» What is being asked
Write out each entry, exactly the way it appears.

» Figure record extracts
■ ■ ■ ■

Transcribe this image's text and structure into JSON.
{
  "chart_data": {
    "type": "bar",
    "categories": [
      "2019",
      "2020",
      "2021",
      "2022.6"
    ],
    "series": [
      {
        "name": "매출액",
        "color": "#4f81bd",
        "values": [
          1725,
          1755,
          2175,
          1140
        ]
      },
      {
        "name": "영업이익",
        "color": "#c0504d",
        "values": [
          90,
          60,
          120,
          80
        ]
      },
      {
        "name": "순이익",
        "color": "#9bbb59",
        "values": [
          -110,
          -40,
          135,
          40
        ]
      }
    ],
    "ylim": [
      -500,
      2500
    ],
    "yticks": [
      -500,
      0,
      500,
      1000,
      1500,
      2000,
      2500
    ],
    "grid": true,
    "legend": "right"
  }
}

■ ■ ■ ■

» Right answer
Transcribe this image's text and structure into JSON.
{
  "chart_data": {
    "type": "bar",
    "categories": [
      "2019",
      "2020",
      "2021",
      "2022.6"
    ],
    "series": [
      {
        "name": "매출액",
        "color": "#4f81bd",
        "values": [
          1725,
          1755,
          2175,
          1140
        ]
      },
      {
        "name": "영업이익",
        "color": "#c0504d",
        "values": [
          90,
          60,
          120,
          80
        ]
      },
      {
        "name": "순이익",
        "color": "#9bbb59",
        "values": [
          -110,
          -40,
          135,
          40
        ]
      }
    ],
    "ylim": [
      -500,
      2500
    ],
    "yticks": [
      -500,
      0,
      500,
      1000,
      1500,
      2000,
      2500
    ],
    "grid": true,
    "legend": "right"
  }
}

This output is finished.